◆ WRITTEN REQUEST:
Scan the lines below for the word "occasional". Copy each line you find it in.

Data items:
-=-=-

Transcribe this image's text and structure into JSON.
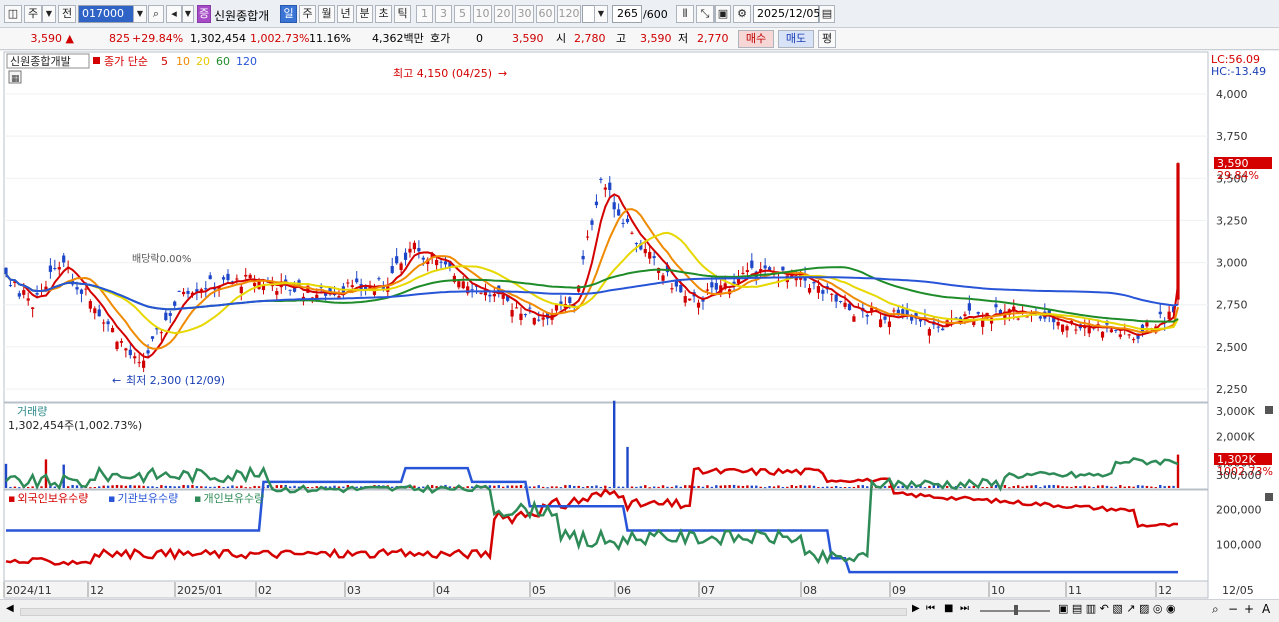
{
  "toolbar": {
    "market_buttons": [
      "주",
      "전"
    ],
    "code_value": "017000",
    "stock_badge": "증",
    "stock_name": "신원종합개",
    "period_tabs": [
      "일",
      "주",
      "월",
      "년",
      "분",
      "초",
      "틱"
    ],
    "period_selected": "일",
    "interval_buttons": [
      "1",
      "3",
      "5",
      "10",
      "20",
      "30",
      "60",
      "120"
    ],
    "count_value": "265",
    "count_total": "/600",
    "date_value": "2025/12/05"
  },
  "quote": {
    "price": "3,590",
    "change": "825",
    "change_rate": "+29.84%",
    "volume": "1,302,454",
    "volume_rate": "1,002.73%",
    "turnover": "11.16%",
    "amount": "4,362백만",
    "hoga_label": "호가",
    "hoga_value": "0",
    "hoga_price": "3,590",
    "open_label": "시",
    "open": "2,780",
    "high_label": "고",
    "high": "3,590",
    "low_label": "저",
    "low": "2,770",
    "buy_label": "매수",
    "sell_label": "매도",
    "avg_label": "평"
  },
  "price_panel": {
    "title": "신원종합개발",
    "ma_label": "종가 단순",
    "ma_periods": [
      "5",
      "10",
      "20",
      "60",
      "120"
    ],
    "lc": "LC:56.09",
    "hc": "HC:-13.49",
    "y_ticks": [
      "4,000",
      "3,750",
      "3,500",
      "3,250",
      "3,000",
      "2,750",
      "2,500",
      "2,250"
    ],
    "current_price_tag": "3,590",
    "current_rate_tag": "29.84%",
    "high_annotation": "최고 4,150 (04/25)",
    "low_annotation": "최저 2,300 (12/09)",
    "overlay_text": "배당락0.00%"
  },
  "volume_panel": {
    "title": "거래량",
    "info": "1,302,454주(1,002.73%)",
    "y_ticks": [
      "3,000K",
      "2,000K",
      "1,000K"
    ],
    "current_tag": "1,302K",
    "current_rate": "1002.73%"
  },
  "holding_panel": {
    "legend": [
      "외국인보유수량",
      "기관보유수량",
      "개인보유수량"
    ],
    "y_ticks": [
      "300,000",
      "200,000",
      "100,000"
    ]
  },
  "x_axis": {
    "labels": [
      "2024/11",
      "12",
      "2025/01",
      "02",
      "03",
      "04",
      "05",
      "06",
      "07",
      "08",
      "09",
      "10",
      "11",
      "12"
    ],
    "end_label": "12/05"
  },
  "colors": {
    "up": "#d00000",
    "down": "#1e46c8",
    "ma5": "#d40000",
    "ma10": "#f08a00",
    "ma20": "#e6d800",
    "ma60": "#1f8c2a",
    "ma120": "#2855d8",
    "foreign": "#d40000",
    "institution": "#2855d8",
    "individual": "#2e8b57"
  },
  "icons": [
    "layout-icon",
    "search-icon",
    "speaker-icon",
    "candle-icon",
    "line-icon",
    "grid-icon",
    "save-icon",
    "gear-icon",
    "calendar-icon",
    "zoom-in-icon",
    "zoom-out-icon"
  ]
}
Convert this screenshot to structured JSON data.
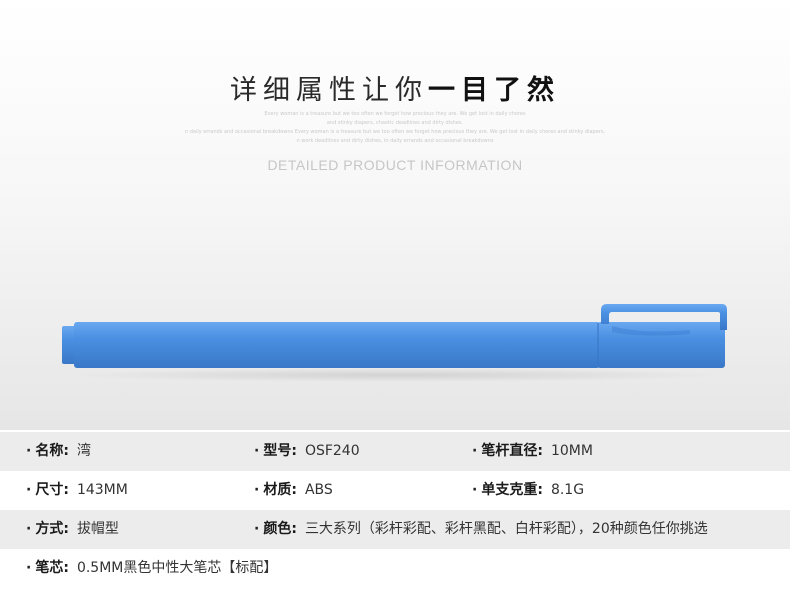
{
  "header": {
    "title_light": "详细属性让你",
    "title_bold": "一目了然",
    "fine_lines": [
      "Every woman is a treasure but we too often we forget how precious they are. We get lost in daily chores",
      "and stinky diapers, chaotic deadlines and dirty dishes.",
      "n daily errands and occasional breakdowns Every woman is a treasure but we too often we forget how precious they are. We get lost in daily chores and stinky diapers,",
      "n work deadlines and dirty dishes, in daily errands and occasional breakdowns"
    ],
    "subtitle": "DETAILED PRODUCT INFORMATION"
  },
  "product": {
    "pen_color": "#4a90e2",
    "pen_highlight": "#6aa8f0",
    "pen_shadow": "#3a78c8"
  },
  "specs": [
    {
      "shade": true,
      "items": [
        {
          "label": "名称:",
          "value": "湾"
        },
        {
          "label": "型号:",
          "value": "OSF240"
        },
        {
          "label": "笔杆直径:",
          "value": "10MM"
        }
      ]
    },
    {
      "shade": false,
      "items": [
        {
          "label": "尺寸:",
          "value": "143MM"
        },
        {
          "label": "材质:",
          "value": "ABS"
        },
        {
          "label": "单支克重:",
          "value": "8.1G"
        }
      ]
    },
    {
      "shade": true,
      "items": [
        {
          "label": "方式:",
          "value": "拔帽型"
        },
        {
          "label": "颜色:",
          "value": "三大系列（彩杆彩配、彩杆黑配、白杆彩配），20种颜色任你挑选"
        }
      ]
    },
    {
      "shade": false,
      "items": [
        {
          "label": "笔芯:",
          "value": "0.5MM黑色中性大笔芯【标配】"
        }
      ]
    }
  ],
  "bullet": "·"
}
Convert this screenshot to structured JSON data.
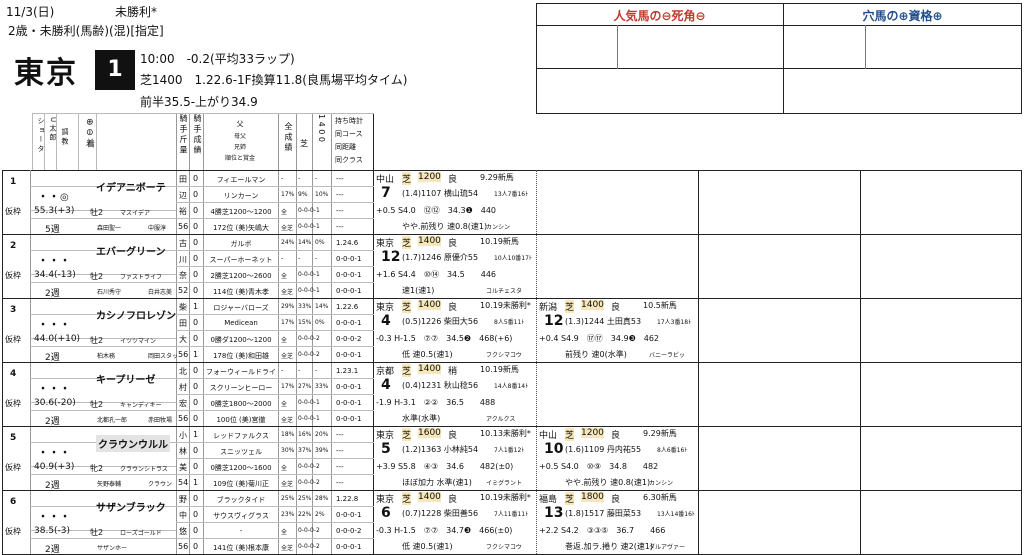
{
  "header": {
    "date": "11/3(日)",
    "race_class": "未勝利*",
    "conditions": "2歳・未勝利(馬齢)(混)[指定]",
    "venue": "東京",
    "race_no": "1",
    "time_line": "10:00　-0.2(平均33ラップ)",
    "course_line": "芝1400　1.22.6-1F換算11.8(良馬場平均タイム)",
    "pace_line": "前半35.5-上がり34.9"
  },
  "notes_table": {
    "left_title": "人気馬の⊖死角⊖",
    "right_title": "穴馬の⊕資格⊕"
  },
  "col_headers": {
    "a1": "シ ョ ー タ",
    "a2": "U 太 郎",
    "a3": "調 教",
    "a4": "⊕ ⊖ 着",
    "b1": "騎 手 斤 量",
    "b2": "騎 手 成 績",
    "c1": "父",
    "c2": "母父",
    "c3": "兄姉",
    "c4": "順位と賞金",
    "d1": "全 成 績",
    "d2": "芝",
    "d3": "1 4 0 0",
    "e1": "持ち時計",
    "e2": "同コース",
    "e3": "同距離",
    "e4": "同クラス"
  },
  "horses": [
    {
      "no": "1",
      "marks": "・・◎",
      "name": "イデアニボーテ",
      "frame": "仮枠",
      "rating": "55.3(+3)",
      "sex_age": "牡2",
      "dam": "マスイデア",
      "weeks": "5週",
      "trainer": "森田聖一",
      "owner": "中服淳",
      "jockey": [
        "田",
        "辺",
        "裕"
      ],
      "jw": "56",
      "jr": [
        "0",
        "0",
        "0",
        "0"
      ],
      "pedigree": [
        [
          "フィエールマン",
          "-",
          "-",
          "-"
        ],
        [
          "リンカーン",
          "17%",
          "9%",
          "10%"
        ],
        [
          "4勝芝1200〜1200",
          "全",
          "0-0-0-1",
          ""
        ],
        [
          "172位 (美)矢嶋大",
          "全芝",
          "0-0-0-1",
          ""
        ]
      ],
      "times": [
        "---",
        "---",
        "---",
        "---"
      ],
      "last1": {
        "line1": [
          "中山",
          "芝",
          "1200",
          "良",
          "9.29新馬"
        ],
        "pos": "7",
        "line2": "(1.4)1107 横山琉54",
        "line2b": "13人7番16ﾄ",
        "line3": "+0.5  S4.0　⑫⑫　34.3❶　440",
        "line4": "やや.前残り 速0.8(速1)",
        "line4b": "カンシン"
      },
      "last2": null
    },
    {
      "no": "2",
      "marks": "・・・",
      "name": "エバーグリーン",
      "frame": "仮枠",
      "rating": "34.4(-13)",
      "sex_age": "牡2",
      "dam": "ファストライフ",
      "weeks": "2週",
      "trainer": "石川秀守",
      "owner": "白井志美",
      "jockey": [
        "古",
        "川",
        "奈"
      ],
      "jw": "52",
      "jr": [
        "0",
        "0",
        "0",
        "0"
      ],
      "pedigree": [
        [
          "ガルボ",
          "24%",
          "14%",
          "0%"
        ],
        [
          "スーパーホーネット",
          "-",
          "-",
          "-"
        ],
        [
          "2勝芝1200〜2600",
          "全",
          "0-0-0-1",
          ""
        ],
        [
          "114位 (美)青木孝",
          "全芝",
          "0-0-0-1",
          ""
        ]
      ],
      "times": [
        "1.24.6",
        "0-0-0-1",
        "0-0-0-1",
        "0-0-0-1"
      ],
      "last1": {
        "line1": [
          "東京",
          "芝",
          "1400",
          "良",
          "10.19新馬"
        ],
        "pos": "12",
        "line2": "(1.7)1246 原優介55",
        "line2b": "10人10番17ﾄ",
        "line3": "+1.6  S4.4　⑩⑭　34.5　　446",
        "line4": "速1(速1)",
        "line4b": "コルチェスタ"
      },
      "last2": null
    },
    {
      "no": "3",
      "marks": "・・・",
      "name": "カシノフロレゾン",
      "frame": "仮枠",
      "rating": "44.0(+10)",
      "sex_age": "牡2",
      "dam": "イツツマイン",
      "weeks": "2週",
      "trainer": "柏木務",
      "owner": "岡田スタッ",
      "jockey": [
        "柴",
        "田",
        "大"
      ],
      "jw": "56",
      "jr": [
        "1",
        "0",
        "0",
        "1"
      ],
      "pedigree": [
        [
          "ロジャーバローズ",
          "29%",
          "33%",
          "14%"
        ],
        [
          "Medicean",
          "17%",
          "15%",
          "0%"
        ],
        [
          "0勝ダ1200〜1200",
          "全",
          "0-0-0-2",
          ""
        ],
        [
          "178位 (美)和田雄",
          "全芝",
          "0-0-0-2",
          ""
        ]
      ],
      "times": [
        "1.22.6",
        "0-0-0-1",
        "0-0-0-2",
        "0-0-0-1"
      ],
      "last1": {
        "line1": [
          "東京",
          "芝",
          "1400",
          "良",
          "10.19未勝利*"
        ],
        "pos": "4",
        "line2": "(0.5)1226 柴田大56",
        "line2b": "8人5番11ﾄ",
        "line3": "-0.3  H-1.5　⑦⑦　34.5❷　468(+6)",
        "line4": "低 速0.5(速1)",
        "line4b": "フクシマコウ"
      },
      "last2": {
        "line1": [
          "新潟",
          "芝",
          "1400",
          "良",
          "10.5新馬"
        ],
        "pos": "12",
        "line2": "(1.3)1244 土田真53",
        "line2b": "17人3番18ﾄ",
        "line3": "+0.4  S4.9　⑰⑰　34.9❸　462",
        "line4": "前残り 速0(水準)",
        "line4b": "バニーラビッ"
      }
    },
    {
      "no": "4",
      "marks": "・・・",
      "name": "キープリーゼ",
      "frame": "仮枠",
      "rating": "30.6(-20)",
      "sex_age": "牡2",
      "dam": "キャンディキー",
      "weeks": "2週",
      "trainer": "北都孔一郎",
      "owner": "赤田牧場",
      "jockey": [
        "北",
        "村",
        "宏"
      ],
      "jw": "56",
      "jr": [
        "0",
        "0",
        "0",
        "0"
      ],
      "pedigree": [
        [
          "フォーウィールドライブ",
          "-",
          "-",
          "-"
        ],
        [
          "スクリーンヒーロー",
          "17%",
          "27%",
          "33%"
        ],
        [
          "0勝芝1800〜2000",
          "全",
          "0-0-0-1",
          ""
        ],
        [
          "100位 (美)宮徹",
          "全芝",
          "0-0-0-1",
          ""
        ]
      ],
      "times": [
        "1.23.1",
        "0-0-0-1",
        "0-0-0-1",
        "0-0-0-1"
      ],
      "last1": {
        "line1": [
          "京都",
          "芝",
          "1400",
          "稍",
          "10.19新馬"
        ],
        "pos": "4",
        "line2": "(0.4)1231 秋山稔56",
        "line2b": "14人8番14ﾄ",
        "line3": "-1.9  H-3.1　②②　36.5　　488",
        "line4": "水準(水準)",
        "line4b": "アクルクス"
      },
      "last2": null
    },
    {
      "no": "5",
      "marks": "・・・",
      "name": "クラウンウルル",
      "frame": "仮枠",
      "rating": "40.9(+3)",
      "sex_age": "牝2",
      "dam": "クラウンシトラス",
      "weeks": "2週",
      "trainer": "矢野泰輔",
      "owner": "クラウン",
      "jockey": [
        "小",
        "林",
        "美"
      ],
      "jw": "54",
      "jr": [
        "1",
        "0",
        "0",
        "1"
      ],
      "pedigree": [
        [
          "レッドファルクス",
          "18%",
          "16%",
          "20%"
        ],
        [
          "スニッツェル",
          "30%",
          "37%",
          "39%"
        ],
        [
          "0勝芝1200〜1600",
          "全",
          "0-0-0-2",
          ""
        ],
        [
          "109位 (美)菊川正",
          "全芝",
          "0-0-0-2",
          ""
        ]
      ],
      "times": [
        "---",
        "---",
        "---",
        "---"
      ],
      "last1": {
        "line1": [
          "東京",
          "芝",
          "1600",
          "良",
          "10.13未勝利*"
        ],
        "pos": "5",
        "line2": "(1.2)1363 小林純54",
        "line2b": "7人1番12ﾄ",
        "line3": "+3.9  S5.8　④③　34.6　　482(±0)",
        "line4": "ほぼ加力 水準(速1)",
        "line4b": "イミグラント"
      },
      "last2": {
        "line1": [
          "中山",
          "芝",
          "1200",
          "良",
          "9.29新馬"
        ],
        "pos": "10",
        "line2": "(1.6)1109 丹内祐55",
        "line2b": "8人6番16ﾄ",
        "line3": "+0.5  S4.0　⑩⑨　34.8　　482",
        "line4": "やや.前残り 速0.8(速1)",
        "line4b": "カンシン"
      }
    },
    {
      "no": "6",
      "marks": "・・・",
      "name": "サザンブラック",
      "frame": "仮枠",
      "rating": "38.5(-3)",
      "sex_age": "牡2",
      "dam": "ローズゴールド",
      "weeks": "2週",
      "trainer": "サザンホー",
      "owner": "",
      "jockey": [
        "野",
        "中",
        "悠"
      ],
      "jw": "56",
      "jr": [
        "0",
        "0",
        "0",
        "0"
      ],
      "pedigree": [
        [
          "ブラックタイド",
          "25%",
          "25%",
          "28%"
        ],
        [
          "サウスヴィグラス",
          "23%",
          "22%",
          "2%"
        ],
        [
          "-",
          "全",
          "0-0-0-2",
          ""
        ],
        [
          "141位 (美)根本康",
          "全芝",
          "0-0-0-2",
          ""
        ]
      ],
      "times": [
        "1.22.8",
        "0-0-0-1",
        "0-0-0-2",
        "0-0-0-1"
      ],
      "last1": {
        "line1": [
          "東京",
          "芝",
          "1400",
          "良",
          "10.19未勝利*"
        ],
        "pos": "6",
        "line2": "(0.7)1228 柴田善56",
        "line2b": "7人11番11ﾄ",
        "line3": "-0.3  H-1.5　⑦⑦　34.7❸　466(±0)",
        "line4": "低 速0.5(速1)",
        "line4b": "フクシマコウ"
      },
      "last2": {
        "line1": [
          "福島",
          "芝",
          "1800",
          "良",
          "6.30新馬"
        ],
        "pos": "13",
        "line2": "(1.8)1517 藤田菜53",
        "line2b": "13人14番16ﾄ",
        "line3": "+2.2  S4.2　③③⑤　36.7　　466",
        "line4": "巻返.加ラ.捲り 速2(速1)",
        "line4b": "ダルアヴァー"
      }
    }
  ]
}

-=-=-

◆ FINAL RESULT:
      "n daily errands and occasional breakdowns Every woman is a treasure but we too often we forget how precious they are. We get lost in daily chores and stinky diapers,",
      "n work deadlines and dirty dishes, in daily errands and occasional breakdowns"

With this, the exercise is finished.